# [DIRECTIVE]
Report only the number of lines that hold the word "Replace".

# [RECORD EXCERPTS]
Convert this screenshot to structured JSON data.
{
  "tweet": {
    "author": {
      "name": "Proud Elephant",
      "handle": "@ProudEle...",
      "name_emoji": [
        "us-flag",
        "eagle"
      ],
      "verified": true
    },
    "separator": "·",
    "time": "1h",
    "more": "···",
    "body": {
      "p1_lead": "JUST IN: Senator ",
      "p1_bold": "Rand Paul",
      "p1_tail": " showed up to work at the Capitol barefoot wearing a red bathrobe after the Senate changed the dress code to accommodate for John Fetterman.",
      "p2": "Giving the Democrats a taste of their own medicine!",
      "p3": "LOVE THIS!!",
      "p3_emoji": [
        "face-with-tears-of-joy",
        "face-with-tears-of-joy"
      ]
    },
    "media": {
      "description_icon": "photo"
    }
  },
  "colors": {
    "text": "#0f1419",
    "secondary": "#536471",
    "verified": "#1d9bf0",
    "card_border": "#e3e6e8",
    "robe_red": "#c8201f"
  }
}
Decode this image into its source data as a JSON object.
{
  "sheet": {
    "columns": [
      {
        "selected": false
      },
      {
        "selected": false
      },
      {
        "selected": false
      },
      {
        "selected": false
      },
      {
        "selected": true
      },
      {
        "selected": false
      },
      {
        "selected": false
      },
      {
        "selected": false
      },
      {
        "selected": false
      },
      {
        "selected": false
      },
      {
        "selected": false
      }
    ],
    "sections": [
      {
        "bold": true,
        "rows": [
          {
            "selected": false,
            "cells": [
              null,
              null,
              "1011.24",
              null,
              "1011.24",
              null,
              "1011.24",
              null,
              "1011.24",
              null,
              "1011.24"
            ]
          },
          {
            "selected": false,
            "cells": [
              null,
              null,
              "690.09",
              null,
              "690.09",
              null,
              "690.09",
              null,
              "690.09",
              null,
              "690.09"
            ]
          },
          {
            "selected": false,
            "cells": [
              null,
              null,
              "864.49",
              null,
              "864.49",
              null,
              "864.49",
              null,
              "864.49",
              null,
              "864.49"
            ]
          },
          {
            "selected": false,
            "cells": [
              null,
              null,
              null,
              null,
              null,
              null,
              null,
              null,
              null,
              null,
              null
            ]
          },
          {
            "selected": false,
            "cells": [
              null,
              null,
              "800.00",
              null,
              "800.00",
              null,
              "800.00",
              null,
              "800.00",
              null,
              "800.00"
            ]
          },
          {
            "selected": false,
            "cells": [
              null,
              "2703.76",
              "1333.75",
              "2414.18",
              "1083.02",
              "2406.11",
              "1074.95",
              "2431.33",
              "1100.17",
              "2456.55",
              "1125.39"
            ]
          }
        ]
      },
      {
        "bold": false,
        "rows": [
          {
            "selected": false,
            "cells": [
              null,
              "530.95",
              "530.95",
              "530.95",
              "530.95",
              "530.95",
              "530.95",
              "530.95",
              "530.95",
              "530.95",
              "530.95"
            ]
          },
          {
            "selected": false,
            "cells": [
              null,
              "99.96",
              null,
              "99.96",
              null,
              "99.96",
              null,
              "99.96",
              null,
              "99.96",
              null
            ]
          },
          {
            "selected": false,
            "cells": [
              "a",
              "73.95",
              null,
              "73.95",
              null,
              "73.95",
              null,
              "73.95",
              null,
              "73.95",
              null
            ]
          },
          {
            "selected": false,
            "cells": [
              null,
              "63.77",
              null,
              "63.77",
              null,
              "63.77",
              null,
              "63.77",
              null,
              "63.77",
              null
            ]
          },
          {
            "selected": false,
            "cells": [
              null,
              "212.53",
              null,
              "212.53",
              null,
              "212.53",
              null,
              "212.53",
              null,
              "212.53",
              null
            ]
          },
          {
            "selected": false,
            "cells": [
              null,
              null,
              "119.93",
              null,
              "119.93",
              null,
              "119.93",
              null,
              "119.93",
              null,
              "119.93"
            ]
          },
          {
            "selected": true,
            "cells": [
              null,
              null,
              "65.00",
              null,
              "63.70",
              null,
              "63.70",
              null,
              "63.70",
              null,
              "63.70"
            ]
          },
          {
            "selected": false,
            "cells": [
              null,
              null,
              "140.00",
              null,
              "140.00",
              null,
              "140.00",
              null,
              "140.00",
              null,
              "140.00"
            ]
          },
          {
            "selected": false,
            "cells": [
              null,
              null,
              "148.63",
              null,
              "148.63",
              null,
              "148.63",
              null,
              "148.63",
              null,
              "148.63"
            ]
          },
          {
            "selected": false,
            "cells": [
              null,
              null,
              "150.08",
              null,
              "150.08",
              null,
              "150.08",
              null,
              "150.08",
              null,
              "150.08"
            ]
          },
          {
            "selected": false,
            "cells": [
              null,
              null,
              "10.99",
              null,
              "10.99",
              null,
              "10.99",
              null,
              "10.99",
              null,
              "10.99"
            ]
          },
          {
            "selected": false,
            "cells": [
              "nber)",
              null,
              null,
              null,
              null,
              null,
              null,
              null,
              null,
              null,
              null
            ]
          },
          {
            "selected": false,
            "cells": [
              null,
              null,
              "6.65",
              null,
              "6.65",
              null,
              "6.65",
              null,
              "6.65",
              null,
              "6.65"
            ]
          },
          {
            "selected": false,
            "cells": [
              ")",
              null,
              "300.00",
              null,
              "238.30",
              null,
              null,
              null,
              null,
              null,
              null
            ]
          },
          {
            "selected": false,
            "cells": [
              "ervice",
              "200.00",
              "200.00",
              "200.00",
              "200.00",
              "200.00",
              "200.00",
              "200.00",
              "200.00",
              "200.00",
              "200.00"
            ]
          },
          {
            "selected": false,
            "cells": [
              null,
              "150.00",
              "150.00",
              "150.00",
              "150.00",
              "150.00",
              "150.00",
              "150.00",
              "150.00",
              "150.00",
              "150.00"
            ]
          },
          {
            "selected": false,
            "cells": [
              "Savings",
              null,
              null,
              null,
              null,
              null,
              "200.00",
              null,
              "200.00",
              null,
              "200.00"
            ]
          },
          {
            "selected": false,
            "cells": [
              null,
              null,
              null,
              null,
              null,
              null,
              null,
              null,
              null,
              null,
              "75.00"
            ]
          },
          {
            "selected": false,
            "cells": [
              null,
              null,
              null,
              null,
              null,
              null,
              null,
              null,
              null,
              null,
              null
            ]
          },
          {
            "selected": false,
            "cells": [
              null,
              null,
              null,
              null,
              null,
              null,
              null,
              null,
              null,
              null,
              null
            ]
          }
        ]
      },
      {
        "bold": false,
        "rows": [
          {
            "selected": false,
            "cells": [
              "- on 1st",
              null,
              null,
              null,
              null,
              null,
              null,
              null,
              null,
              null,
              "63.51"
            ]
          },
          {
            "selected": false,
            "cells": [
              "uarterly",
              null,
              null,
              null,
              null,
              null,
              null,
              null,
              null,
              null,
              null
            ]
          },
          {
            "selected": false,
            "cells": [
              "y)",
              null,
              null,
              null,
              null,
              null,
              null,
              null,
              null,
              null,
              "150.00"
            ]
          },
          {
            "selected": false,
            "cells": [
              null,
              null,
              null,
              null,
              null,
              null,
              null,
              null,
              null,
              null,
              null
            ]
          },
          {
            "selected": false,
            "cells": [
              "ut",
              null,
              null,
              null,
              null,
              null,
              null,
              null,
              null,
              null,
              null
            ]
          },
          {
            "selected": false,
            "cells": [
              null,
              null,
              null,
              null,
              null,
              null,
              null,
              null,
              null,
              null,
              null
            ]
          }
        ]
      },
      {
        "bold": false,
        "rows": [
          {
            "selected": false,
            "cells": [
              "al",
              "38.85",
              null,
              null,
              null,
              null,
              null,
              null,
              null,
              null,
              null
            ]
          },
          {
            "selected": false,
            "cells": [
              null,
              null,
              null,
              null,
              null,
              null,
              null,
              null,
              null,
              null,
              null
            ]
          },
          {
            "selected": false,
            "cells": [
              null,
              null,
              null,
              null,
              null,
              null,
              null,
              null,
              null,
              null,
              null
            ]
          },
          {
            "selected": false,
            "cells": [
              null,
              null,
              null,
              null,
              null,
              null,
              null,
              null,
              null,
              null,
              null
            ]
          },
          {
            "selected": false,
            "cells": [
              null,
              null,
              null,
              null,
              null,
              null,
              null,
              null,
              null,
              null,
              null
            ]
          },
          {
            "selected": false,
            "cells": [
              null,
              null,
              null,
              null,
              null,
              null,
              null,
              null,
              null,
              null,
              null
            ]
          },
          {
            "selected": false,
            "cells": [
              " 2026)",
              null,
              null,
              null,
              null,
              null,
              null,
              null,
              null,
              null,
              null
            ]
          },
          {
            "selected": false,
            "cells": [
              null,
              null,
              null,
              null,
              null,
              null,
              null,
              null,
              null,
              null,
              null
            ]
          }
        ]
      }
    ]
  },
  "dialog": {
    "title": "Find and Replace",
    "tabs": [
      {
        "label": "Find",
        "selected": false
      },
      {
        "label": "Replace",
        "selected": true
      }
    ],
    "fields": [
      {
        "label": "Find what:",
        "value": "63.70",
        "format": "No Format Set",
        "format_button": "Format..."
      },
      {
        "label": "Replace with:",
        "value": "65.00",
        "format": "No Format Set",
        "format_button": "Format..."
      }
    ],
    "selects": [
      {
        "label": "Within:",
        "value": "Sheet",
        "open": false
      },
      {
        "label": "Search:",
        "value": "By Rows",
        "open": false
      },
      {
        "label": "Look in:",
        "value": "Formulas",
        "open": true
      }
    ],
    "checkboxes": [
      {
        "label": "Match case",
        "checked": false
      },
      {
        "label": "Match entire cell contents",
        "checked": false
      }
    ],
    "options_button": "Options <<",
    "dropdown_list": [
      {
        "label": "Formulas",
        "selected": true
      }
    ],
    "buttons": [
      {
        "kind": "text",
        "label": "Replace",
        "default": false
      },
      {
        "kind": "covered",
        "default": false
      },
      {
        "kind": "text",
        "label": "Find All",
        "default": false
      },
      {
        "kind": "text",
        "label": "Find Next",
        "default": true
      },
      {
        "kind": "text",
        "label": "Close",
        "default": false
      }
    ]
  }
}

# [RESPONSE]
4